*** Text shown ***

Neonicotinoids Reduce Bees' Ability to Lay Eggs - Modern Farmer

Neonicotinoids Reduce Bees’ Ability to Lay Eggs

A new study finds a huge reduction in a queen's ability to lay eggs.

Some pesticides are acutely harmful to bees in a variety of ways.
Photography liz west on Flickr

Neonicotinoids, a class of pesticide exceedingly common in the US and often brought up as a reason for the massive bee die-off known as colony collapse disorder, can affect bees in several different ways. On the simplest level, the pesticide is a highly toxic poison that attacks a bee’s nervous system, often resulting in death. But recently, a few studies have popped up to indicate that neonicotinoids can have a longer-lasting impact on a bee’s reproductive ability.

A new study from researchers at the Royal Holloway University of London and Guelph University in Canada examined the impact of thiamethoxam, a neonicotinoid sold by Syngenta under the brand names Helix Xtra and Cruiser, on bee colonies. They fed bumblebee queens a quantity of thiamethoxam that replicates the dosage they might encounter in the wild, then tested their egg-laying ability.

The researchers found that queens fed thiamethoxam were 26 percent less likely to lay eggs than queens without exposure to the pesticide. That’s a big enough drop that it could, says lead author Nigel Raine, in the study’s release, “significantly increase the chances that wild populations could go extinct.”

The information that neonicotinoids could be impacting bees far beyond a quick poisoning isn’t totally a surprise; a 2015 Swiss study indicated that these pesticides could be harmful to a queen’s ability to survive and reproduce. But having that number – a reduction by 26 percent! – adds more urgency to the many calls to ban neonicotinoids.

*** End of Text shown ***

# [Questions on the material]
- A) Using the article on neonicotinoids, decide whether each statement agrees with it, and answer yes or no with the deciding words quoted from the article. (i) The study was carried out by researchers at the Royal Holloway University of London and Guelph University in Canada. (ii) Queens fed thiamethoxam were 62 percent less likely to lay eggs than unexposed queens. (iii) An earlier study indicating harm to a queen's ability to survive and reproduce came from Canada in 2015.
- B) Translate this sentence from the article on neonicotinoids into Spanish: "On the simplest level, the pesticide is a highly toxic poison that attacks a bee’s nervous system, often resulting in death."
- C) From the article on neonicotinoids, extract the stretch from "Neonicotinoids Reduce Bees'" through "variety of ways.".

*** Data for analysis ***

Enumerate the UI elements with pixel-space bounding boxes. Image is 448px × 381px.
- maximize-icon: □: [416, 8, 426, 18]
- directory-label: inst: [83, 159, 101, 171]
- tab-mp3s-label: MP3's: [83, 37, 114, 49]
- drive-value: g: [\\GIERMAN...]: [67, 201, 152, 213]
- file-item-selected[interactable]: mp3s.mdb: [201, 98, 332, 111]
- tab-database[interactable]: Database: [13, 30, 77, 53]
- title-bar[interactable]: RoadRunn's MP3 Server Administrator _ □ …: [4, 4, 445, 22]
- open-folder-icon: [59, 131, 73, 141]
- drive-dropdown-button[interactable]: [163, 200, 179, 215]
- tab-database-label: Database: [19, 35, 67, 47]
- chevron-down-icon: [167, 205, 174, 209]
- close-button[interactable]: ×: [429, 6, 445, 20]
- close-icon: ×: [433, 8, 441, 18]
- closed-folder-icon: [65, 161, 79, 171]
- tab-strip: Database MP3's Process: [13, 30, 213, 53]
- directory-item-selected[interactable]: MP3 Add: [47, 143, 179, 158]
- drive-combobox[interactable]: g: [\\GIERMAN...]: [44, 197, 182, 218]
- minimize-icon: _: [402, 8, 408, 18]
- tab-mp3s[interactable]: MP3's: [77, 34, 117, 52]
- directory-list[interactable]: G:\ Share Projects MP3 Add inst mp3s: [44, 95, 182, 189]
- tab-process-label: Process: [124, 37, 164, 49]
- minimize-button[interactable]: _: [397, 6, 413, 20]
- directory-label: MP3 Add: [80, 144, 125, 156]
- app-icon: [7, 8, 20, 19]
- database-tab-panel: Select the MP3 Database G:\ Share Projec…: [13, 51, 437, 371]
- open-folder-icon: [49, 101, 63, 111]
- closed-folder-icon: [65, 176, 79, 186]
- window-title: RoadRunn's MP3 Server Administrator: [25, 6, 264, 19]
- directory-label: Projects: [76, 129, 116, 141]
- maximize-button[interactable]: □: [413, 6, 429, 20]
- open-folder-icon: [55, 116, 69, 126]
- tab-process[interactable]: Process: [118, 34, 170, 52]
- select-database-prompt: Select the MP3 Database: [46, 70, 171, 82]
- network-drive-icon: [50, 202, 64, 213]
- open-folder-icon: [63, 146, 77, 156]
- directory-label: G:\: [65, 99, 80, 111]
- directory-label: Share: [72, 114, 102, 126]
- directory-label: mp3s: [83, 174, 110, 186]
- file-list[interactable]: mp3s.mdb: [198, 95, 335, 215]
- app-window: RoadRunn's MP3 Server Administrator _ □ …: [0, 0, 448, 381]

*** End of Data for analysis ***

# [Per-task outputs]
- A)
(i) Yes: "A new study from researchers at the Royal Holloway University of London and Guelph University in Canada examined the impact of thiamethoxam"
(ii) No: "queens fed thiamethoxam were 26 percent less likely to lay eggs than queens without exposure to the pesticide"
(iii) No: "a 2015 Swiss study indicated that these pesticides could be harmful to a queen’s ability to survive and reproduce"

- B) En el nivel más simple, el pesticida es un veneno altamente tóxico que ataca el sistema nervioso de la abeja y a menudo le causa la muerte.

- C)
Neonicotinoids Reduce Bees' Ability to Lay Eggs - Modern Farmer

Neonicotinoids Reduce Bees’ Ability to Lay Eggs

A new study finds a huge reduction in a queen's ability to lay eggs.

Some pesticides are acutely harmful to bees in a variety of ways.